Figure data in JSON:
######

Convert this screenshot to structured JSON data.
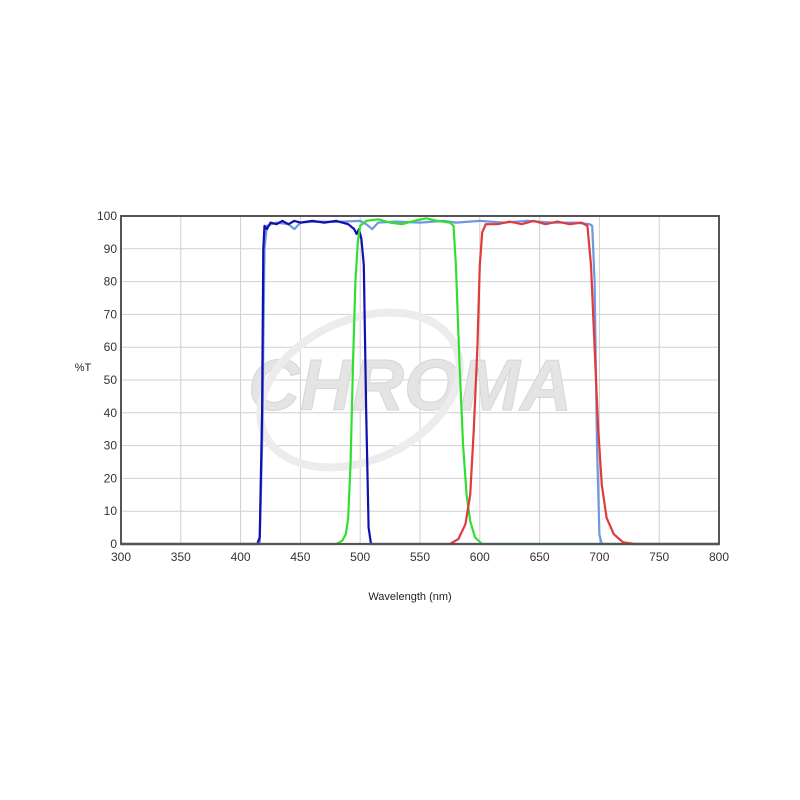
{
  "chart_data": {
    "type": "line",
    "title": "",
    "xlabel": "Wavelength (nm)",
    "ylabel": "%T",
    "xlim": [
      300,
      800
    ],
    "ylim": [
      0,
      100
    ],
    "xticks": [
      300,
      350,
      400,
      450,
      500,
      550,
      600,
      650,
      700,
      750,
      800
    ],
    "yticks": [
      0,
      10,
      20,
      30,
      40,
      50,
      60,
      70,
      80,
      90,
      100
    ],
    "grid": true,
    "watermark": "CHROMA",
    "series": [
      {
        "color": "#6f98e0",
        "points": [
          [
            300,
            0
          ],
          [
            416,
            0
          ],
          [
            418,
            30
          ],
          [
            420,
            90
          ],
          [
            422,
            97
          ],
          [
            430,
            98
          ],
          [
            440,
            97.5
          ],
          [
            445,
            96
          ],
          [
            450,
            98
          ],
          [
            460,
            98.3
          ],
          [
            480,
            98.2
          ],
          [
            500,
            98.5
          ],
          [
            505,
            97.5
          ],
          [
            510,
            96
          ],
          [
            515,
            98
          ],
          [
            530,
            98.3
          ],
          [
            550,
            98
          ],
          [
            570,
            98.5
          ],
          [
            580,
            98
          ],
          [
            600,
            98.5
          ],
          [
            620,
            98
          ],
          [
            640,
            98.5
          ],
          [
            660,
            98
          ],
          [
            680,
            98
          ],
          [
            692,
            97.5
          ],
          [
            694,
            97
          ],
          [
            696,
            80
          ],
          [
            698,
            30
          ],
          [
            700,
            3
          ],
          [
            702,
            0
          ],
          [
            800,
            0
          ]
        ]
      },
      {
        "color": "#1010b0",
        "points": [
          [
            300,
            0
          ],
          [
            414,
            0
          ],
          [
            416,
            2
          ],
          [
            418,
            40
          ],
          [
            419,
            90
          ],
          [
            420,
            97
          ],
          [
            422,
            96
          ],
          [
            425,
            98
          ],
          [
            430,
            97.5
          ],
          [
            435,
            98.5
          ],
          [
            440,
            97.5
          ],
          [
            445,
            98.5
          ],
          [
            450,
            98
          ],
          [
            460,
            98.5
          ],
          [
            470,
            98
          ],
          [
            480,
            98.5
          ],
          [
            490,
            97.5
          ],
          [
            495,
            96
          ],
          [
            497,
            94.5
          ],
          [
            499,
            96
          ],
          [
            501,
            93
          ],
          [
            503,
            85
          ],
          [
            505,
            40
          ],
          [
            507,
            5
          ],
          [
            509,
            0
          ],
          [
            800,
            0
          ]
        ]
      },
      {
        "color": "#30e030",
        "points": [
          [
            300,
            0
          ],
          [
            480,
            0
          ],
          [
            485,
            1
          ],
          [
            488,
            3
          ],
          [
            490,
            8
          ],
          [
            492,
            25
          ],
          [
            494,
            55
          ],
          [
            496,
            80
          ],
          [
            498,
            92
          ],
          [
            500,
            97
          ],
          [
            505,
            98.5
          ],
          [
            515,
            99
          ],
          [
            525,
            98
          ],
          [
            535,
            97.5
          ],
          [
            545,
            98.5
          ],
          [
            555,
            99.3
          ],
          [
            565,
            98.5
          ],
          [
            575,
            98
          ],
          [
            578,
            97
          ],
          [
            580,
            85
          ],
          [
            583,
            55
          ],
          [
            586,
            30
          ],
          [
            589,
            15
          ],
          [
            592,
            7
          ],
          [
            596,
            2
          ],
          [
            602,
            0
          ],
          [
            800,
            0
          ]
        ]
      },
      {
        "color": "#e03a3a",
        "points": [
          [
            300,
            0
          ],
          [
            575,
            0
          ],
          [
            582,
            1.5
          ],
          [
            588,
            6
          ],
          [
            592,
            15
          ],
          [
            595,
            35
          ],
          [
            598,
            60
          ],
          [
            600,
            85
          ],
          [
            602,
            95
          ],
          [
            605,
            97.5
          ],
          [
            615,
            97.5
          ],
          [
            625,
            98.3
          ],
          [
            635,
            97.5
          ],
          [
            645,
            98.5
          ],
          [
            655,
            97.5
          ],
          [
            665,
            98.3
          ],
          [
            675,
            97.5
          ],
          [
            685,
            98
          ],
          [
            690,
            97
          ],
          [
            693,
            85
          ],
          [
            696,
            60
          ],
          [
            699,
            35
          ],
          [
            702,
            18
          ],
          [
            706,
            8
          ],
          [
            712,
            3
          ],
          [
            720,
            0.5
          ],
          [
            730,
            0
          ],
          [
            800,
            0
          ]
        ]
      }
    ]
  }
}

######

Task details: What is the number of lines in this listing that contain the word "color"? Answer with that number and nothing else.

Final result: 4